▶ _PROVIDED INFORMATION_:
*-*-*

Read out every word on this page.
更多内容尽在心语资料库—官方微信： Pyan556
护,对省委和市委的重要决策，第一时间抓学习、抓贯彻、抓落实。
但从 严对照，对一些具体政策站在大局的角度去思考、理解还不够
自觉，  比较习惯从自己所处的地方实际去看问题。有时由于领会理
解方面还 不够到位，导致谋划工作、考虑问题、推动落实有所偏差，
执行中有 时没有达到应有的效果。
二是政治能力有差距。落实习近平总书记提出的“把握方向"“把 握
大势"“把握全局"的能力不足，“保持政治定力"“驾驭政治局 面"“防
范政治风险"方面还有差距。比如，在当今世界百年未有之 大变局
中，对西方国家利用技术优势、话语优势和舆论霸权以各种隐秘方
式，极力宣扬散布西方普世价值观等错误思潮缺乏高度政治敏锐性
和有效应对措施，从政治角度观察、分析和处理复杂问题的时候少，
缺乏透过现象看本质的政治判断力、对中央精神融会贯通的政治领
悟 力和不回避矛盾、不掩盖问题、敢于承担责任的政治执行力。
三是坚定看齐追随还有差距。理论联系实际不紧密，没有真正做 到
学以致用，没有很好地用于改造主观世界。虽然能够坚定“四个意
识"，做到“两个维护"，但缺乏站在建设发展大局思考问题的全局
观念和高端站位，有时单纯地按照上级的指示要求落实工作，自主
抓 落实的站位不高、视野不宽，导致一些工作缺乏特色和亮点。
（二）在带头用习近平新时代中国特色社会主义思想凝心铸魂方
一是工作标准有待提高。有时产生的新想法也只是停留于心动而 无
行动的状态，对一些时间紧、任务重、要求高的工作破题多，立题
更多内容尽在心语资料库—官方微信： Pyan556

*-*-*

▶ _PROBLEM REQUIREMENTS_:
Extract the full listing and reproduce each line exactly.

▶ _CORRECT RESPONSE_:
Read out every word on this page.
更多内容尽在心语资料库—官方微信： Pyan556
护,对省委和市委的重要决策，第一时间抓学习、抓贯彻、抓落实。
但从 严对照，对一些具体政策站在大局的角度去思考、理解还不够
自觉，  比较习惯从自己所处的地方实际去看问题。有时由于领会理
解方面还 不够到位，导致谋划工作、考虑问题、推动落实有所偏差，
执行中有 时没有达到应有的效果。
二是政治能力有差距。落实习近平总书记提出的“把握方向"“把 握
大势"“把握全局"的能力不足，“保持政治定力"“驾驭政治局 面"“防
范政治风险"方面还有差距。比如，在当今世界百年未有之 大变局
中，对西方国家利用技术优势、话语优势和舆论霸权以各种隐秘方
式，极力宣扬散布西方普世价值观等错误思潮缺乏高度政治敏锐性
和有效应对措施，从政治角度观察、分析和处理复杂问题的时候少，
缺乏透过现象看本质的政治判断力、对中央精神融会贯通的政治领
悟 力和不回避矛盾、不掩盖问题、敢于承担责任的政治执行力。
三是坚定看齐追随还有差距。理论联系实际不紧密，没有真正做 到
学以致用，没有很好地用于改造主观世界。虽然能够坚定“四个意
识"，做到“两个维护"，但缺乏站在建设发展大局思考问题的全局
观念和高端站位，有时单纯地按照上级的指示要求落实工作，自主
抓 落实的站位不高、视野不宽，导致一些工作缺乏特色和亮点。
（二）在带头用习近平新时代中国特色社会主义思想凝心铸魂方
一是工作标准有待提高。有时产生的新想法也只是停留于心动而 无
行动的状态，对一些时间紧、任务重、要求高的工作破题多，立题
更多内容尽在心语资料库—官方微信： Pyan556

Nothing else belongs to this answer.